-------- Texto de origen --------

Masculinidades en jaque

Es un error común creer que no hay otras experiencias relevantes en la vida cotidiana de niños, niñas y adolescentes por fuera de lo digital. Todavía hay un valor en jugar, practicar un deporte, tocar algún instrumento, juntarse con amigos. Al punto tal de que una de las vivencias que más marca a Jamie es lo que le pasa cuando su papá lo ve jugar al fútbol: cada vez que se equivoca, él mira para otro lado. 

El patriarcado, imbricado en la crianza, en la educación y en la cultura, produce distintos tipos de masculinidades. Los feminismos lo vienen advirtiendo hace mucho tiempo. La masculinidad hegemónica, que estipula los requisitos con los que debe cumplir un varón prototípico -no llorar, ser fuerte, proveedor, viril, bueno en ciertos deportes, heterosexual, entre muchos otros ítems-, daña tanto a mujeres e identidades disidentes como a los propios varones. Es más, como afirma la antropóloga Rita Segato,  las primeras víctimas del mandato de masculinidad son los mismos hombres.

--------

### Requisitos
a) Transcriba sin cambios las líneas de los registros que van desde la que contiene "frame: [0, 9, 957, 579]" hasta la que contiene "bar: [414, 90, 426, 466]", ambas incluidas.
b) Prosiga el texto sobre las masculinidades desde su última oración.
El texto y los registros proceden de fuentes distintas.

-------- Entradas facilitadas --------

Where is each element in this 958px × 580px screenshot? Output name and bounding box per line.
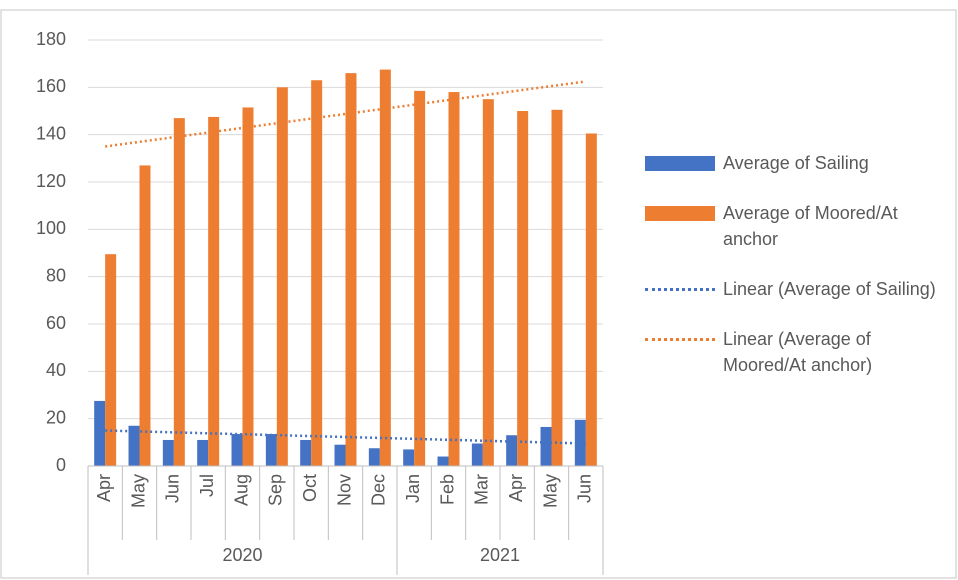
frame: [0, 9, 957, 579]
x-tick-label: Jun: [575, 474, 595, 503]
bar: [197, 439, 209, 466]
legend-item: Average of Moored/At anchor: [645, 200, 945, 252]
x-tick-label: Mar: [472, 474, 492, 505]
bar: [379, 69, 391, 466]
bar: [414, 90, 426, 466]
group-label: 2021: [480, 545, 520, 565]
y-tick-label: 140: [36, 123, 66, 143]
x-tick-label: Jul: [197, 474, 217, 497]
legend-item: Average of Sailing: [645, 150, 945, 176]
x-tick-label: Jan: [403, 474, 423, 503]
bar: [208, 116, 220, 467]
legend-item: Linear (Average of Moored/At anchor): [645, 326, 945, 378]
x-tick-label: Sep: [266, 474, 286, 506]
legend-label: Linear (Average of Moored/At anchor): [723, 329, 873, 375]
bar: [162, 439, 174, 466]
bar: [265, 434, 277, 466]
bar: [139, 165, 151, 466]
bar: [242, 107, 254, 466]
bar: [311, 80, 323, 466]
y-tick-label: 40: [46, 360, 66, 380]
y-tick-label: 60: [46, 313, 66, 333]
bar: [551, 109, 563, 467]
bar: [540, 426, 552, 466]
x-tick-label: Dec: [369, 474, 389, 506]
legend-line: [645, 288, 715, 291]
bar: [517, 111, 529, 466]
y-tick-label: 20: [46, 407, 66, 427]
x-tick-label: Apr: [506, 474, 526, 502]
legend-label: Average of Moored/At anchor: [723, 203, 898, 249]
bar: [482, 99, 494, 467]
bar: [345, 73, 357, 466]
x-tick-label: Feb: [437, 474, 457, 505]
bar: [300, 439, 312, 466]
x-tick-label: Nov: [334, 474, 354, 506]
bar: [173, 118, 185, 466]
legend-label: Linear (Average of Sailing): [723, 279, 936, 299]
x-tick-label: Oct: [300, 474, 320, 502]
legend-key: [645, 326, 715, 352]
y-tick-label: 100: [36, 218, 66, 238]
bar: [437, 456, 449, 466]
bar: [368, 448, 380, 466]
legend-key: [645, 276, 715, 302]
group-label: 2020: [222, 545, 262, 565]
bar: [448, 92, 460, 467]
x-tick-label: May: [128, 474, 148, 508]
legend-key: [645, 156, 715, 171]
legend-item: Linear (Average of Sailing): [645, 276, 945, 302]
x-tick-label: May: [540, 474, 560, 508]
x-tick-label: Jun: [163, 474, 183, 503]
bar: [94, 400, 106, 466]
legend-line: [645, 338, 715, 341]
legend-label: Average of Sailing: [723, 153, 869, 173]
y-tick-label: 80: [46, 265, 66, 285]
bar: [276, 87, 288, 466]
trendline: [104, 80, 587, 148]
bar: [471, 443, 483, 466]
y-tick-label: 0: [56, 455, 66, 475]
trendline: [105, 429, 586, 445]
bar: [231, 434, 243, 466]
y-tick-label: 160: [36, 76, 66, 96]
bar: [403, 449, 415, 466]
y-tick-label: 180: [36, 29, 66, 49]
bar: [128, 425, 140, 466]
legend-key: [645, 206, 715, 221]
x-tick-label: Aug: [231, 474, 251, 506]
bar: [105, 254, 117, 466]
bar: [334, 444, 346, 466]
bar: [585, 133, 597, 466]
x-tick-label: Apr: [94, 474, 114, 502]
bar: [506, 435, 518, 466]
y-tick-label: 120: [36, 171, 66, 191]
legend: Average of Sailing Average of Moored/At a…: [645, 150, 945, 402]
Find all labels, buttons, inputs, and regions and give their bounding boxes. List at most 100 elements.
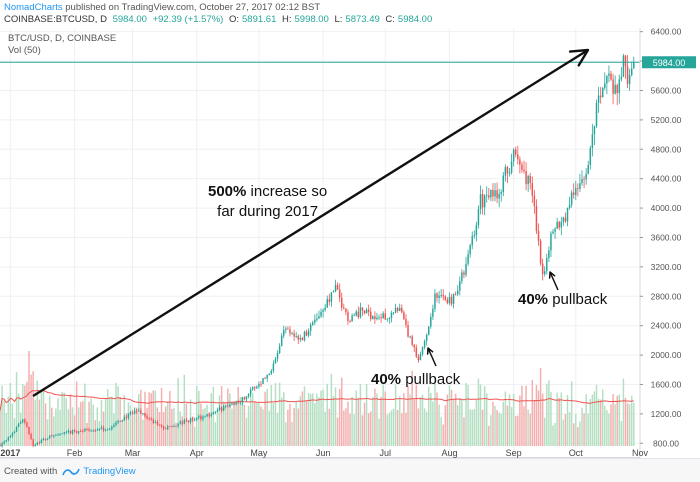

--------

### Respuestas proporcionadas
a)
frame: [0, 9, 957, 579]
x-tick-label: Jun: [575, 474, 595, 503]
bar: [197, 439, 209, 466]
legend-item: Average of Moored/At anchor: [645, 200, 945, 252]
x-tick-label: Mar: [472, 474, 492, 505]
bar: [379, 69, 391, 466]
bar: [414, 90, 426, 466]

b)
Lo interesante hoy es preguntarse qué masculinidades produce esta época luego de un gran avance de los feminismos. Las consignas del movimiento de mujeres y disidencias se abrieron paso en las redes sociales, en las aulas y en las sobremesas, generando conversaciones incómodas y necesarias sobre los privilegios y las relaciones de poder. Como correlato, muchos jóvenes se animan a romper lugares comunes en torno a los vínculos, logran identificar violencias y desigualdades de género, se arrojan a la sensibilidad con maneras que antes parecían vedadas. 

Pero este proceso no es sin resentimiento. La serie aborda la existencia de la manosfera, universo digital masculino aliado con la ultra derecha que promueve la misoginia, la exacerbación de la masculinidad y una gran oposición al feminismo. Estos rasgos se entraman con otros propios de esta etapa del capitalismo: la emergencia de los trolls, criptobros, traders e influencers financieros. Todas, nuevas posibilidades de construcción de la imagen propia y validación entre pares en tiempos en los que ciertos lugares de afirmación identitaria trastabillan.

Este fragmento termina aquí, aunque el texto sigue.